--- Extrait fourni ---
L’affaire jugée cette semaine, après les sueurs froides venues de la Cour de cassation qui menaçait d’annuler une partie des procédures syriennes en 2021, constitue une forme de galop d’essai pour la France, bientôt neuf ans après les promesses faites par son ministre des Affaires étrangères, en 2015, à la tribune des Nations unies. Il n’est pas organisé au titre de la compétence universelle, qui suppose la présence en France d’un auteur présumé, mais selon une procédure dite « par défaut », qui permet de juger des personnes résidant à l’étranger. Celle-ci n’est possible que parce que les victimes sont françaises (franco-syriennes en l’occurrence). Ce procès ne dure que quatre jours, quand ceux de compétence universelle durent plus d’un mois. Il n’y a pas de défense, et les accusés, s’ils sont un jour arrêtés, seront rejugés.

« Cette séance est le début de la lutte contre l’impunité tant attendue par les Syriens », veut souligner Ziad Majed, politologue co-auteur d’un ouvrage sur le dictateur syrien intitulé « Dans la tête de Bachar el-Assad », en ouvrant le ban des témoins – cinq cités par le parquet, cinq par les parties civiles. Quelques dizaines de Syriens de France assistent à l’audience, pour la majorité proches des associations de défense des victimes du régime el-Assad. Leur présence est encouragée par la mise à disposition d’interprètes en langue arabe – selon un modèle inauguré récemment aux Pays-Bas dans un autre procès syrien. Une quarantaine de casques ont été demandés le premier jour, nous indique-t-on, et plutôt une quinzaine les autres jours. Le box des accusés étant vide, le banc de la défense est occupé par les interprètes.

« Il n’appartient pas à la Cour d’assises de désigner des avocats pour représenter des accusés défaillants, ce n’est pas possible », précise son président, Laurent Raviot, après avoir expliqué cette procédure hors-normes – dont on ne connaît en France qu’un précédent, concernant le régime Pinochet.

« César » ou l’enfer de la répression

L’audition des témoins de contexte cités par le parquet se conclut, dès le deuxième jour, par celle de la cheffe d’équipe Moyen-Orient de l’OCLCH, à qui la Cour assigne la lourde tâche de montrer les photographies sorties de Syrie par un ancien médecin légiste syrien connu sous le pseudonyme de « César ». La sélection d’images brutes de l’enfer répressif dans lequel des centaines de milliers de Syriens ont été plongés après le Printemps de Damas de 2011 révèle environ 150 corps brutalisés, souvent émaciés. Ces photographies ont été choisies parce qu’elles ont été prises dans la prison de Mezzeh, en banlieue de Damas, où Mazen et Patrick Abdelkader Dabbagh sont entrés, début novembre 2013, pour ne jamais en ressortir.

Un à un, les visages et les corps pétrifiés, numérotés, étiquetés qui défilent à l’écran racontent « l’obsession administrative » et la « volonté de paralyser toute une société » décrite la veille par Ziad Majed. Des centaines de milliers de personnes arrêtées, avait-il expliqué, cela signifie au niveau des familles des millions de personnes paralysées, tétanisées par l’attente, la mort ou la peur.
---
- _Consignes_:
1 > Reformulez sous forme de liste le paragraphe de l’extrait qui commence par « L’affaire jugée cette semaine », en conservant ses faits principaux.
2 > Recopiez dans l’extrait le passage qui s’ouvre sur les mots contenant « L’affaire jugée cette » et se clôt sur « arrêtés, seront rejugés. ».
--- Liste ---
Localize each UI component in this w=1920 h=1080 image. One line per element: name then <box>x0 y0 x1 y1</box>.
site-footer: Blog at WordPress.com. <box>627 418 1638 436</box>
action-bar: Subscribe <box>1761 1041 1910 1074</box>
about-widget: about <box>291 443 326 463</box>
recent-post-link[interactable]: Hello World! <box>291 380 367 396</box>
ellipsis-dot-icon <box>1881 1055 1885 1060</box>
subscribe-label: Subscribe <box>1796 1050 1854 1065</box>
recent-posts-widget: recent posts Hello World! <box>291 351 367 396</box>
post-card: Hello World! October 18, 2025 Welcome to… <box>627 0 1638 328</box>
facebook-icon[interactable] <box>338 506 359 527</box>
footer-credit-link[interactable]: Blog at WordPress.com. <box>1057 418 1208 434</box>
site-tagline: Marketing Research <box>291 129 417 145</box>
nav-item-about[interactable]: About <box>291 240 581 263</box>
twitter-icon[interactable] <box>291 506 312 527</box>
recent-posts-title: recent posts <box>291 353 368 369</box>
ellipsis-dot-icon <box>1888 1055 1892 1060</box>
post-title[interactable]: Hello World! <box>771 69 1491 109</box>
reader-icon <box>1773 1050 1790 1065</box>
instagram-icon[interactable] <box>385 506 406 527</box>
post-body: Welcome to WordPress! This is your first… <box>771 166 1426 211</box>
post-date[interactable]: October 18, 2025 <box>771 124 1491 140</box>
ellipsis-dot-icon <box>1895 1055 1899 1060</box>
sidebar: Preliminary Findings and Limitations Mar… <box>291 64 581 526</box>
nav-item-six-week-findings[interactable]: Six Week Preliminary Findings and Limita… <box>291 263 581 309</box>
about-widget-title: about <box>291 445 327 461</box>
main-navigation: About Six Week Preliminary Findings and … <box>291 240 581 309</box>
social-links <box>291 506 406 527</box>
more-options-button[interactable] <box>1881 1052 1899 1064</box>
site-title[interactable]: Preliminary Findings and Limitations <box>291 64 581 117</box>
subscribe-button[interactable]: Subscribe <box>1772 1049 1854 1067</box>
---
- _Réponses par tâche_:
1 >
- En 2021, la Cour de cassation a menacé d’annuler une partie des procédures syriennes.
- L’affaire constitue un galop d’essai pour la France, près de neuf ans après les promesses faites en 2015 par son ministre des Affaires étrangères à la tribune des Nations unies.
- Le procès ne relève pas de la compétence universelle, qui suppose la présence en France d’un auteur présumé. Il suit une procédure « par défaut » qui permet de juger des personnes résidant à l’étranger.
- Cette procédure n’est possible que parce que les victimes sont françaises (franco-syriennes).
- Le procès dure quatre jours, contre plus d’un mois pour ceux de compétence universelle.
- Il n’y a pas de défense. Les accusés seront rejugés s’ils sont un jour arrêtés.

2 >
L’affaire jugée cette semaine, après les sueurs froides venues de la Cour de cassation qui menaçait d’annuler une partie des procédures syriennes en 2021, constitue une forme de galop d’essai pour la France, bientôt neuf ans après les promesses faites par son ministre des Affaires étrangères, en 2015, à la tribune des Nations unies. Il n’est pas organisé au titre de la compétence universelle, qui suppose la présence en France d’un auteur présumé, mais selon une procédure dite « par défaut », qui permet de juger des personnes résidant à l’étranger. Celle-ci n’est possible que parce que les victimes sont françaises (franco-syriennes en l’occurrence). Ce procès ne dure que quatre jours, quand ceux de compétence universelle durent plus d’un mois. Il n’y a pas de défense, et les accusés, s’ils sont un jour arrêtés, seront rejugés.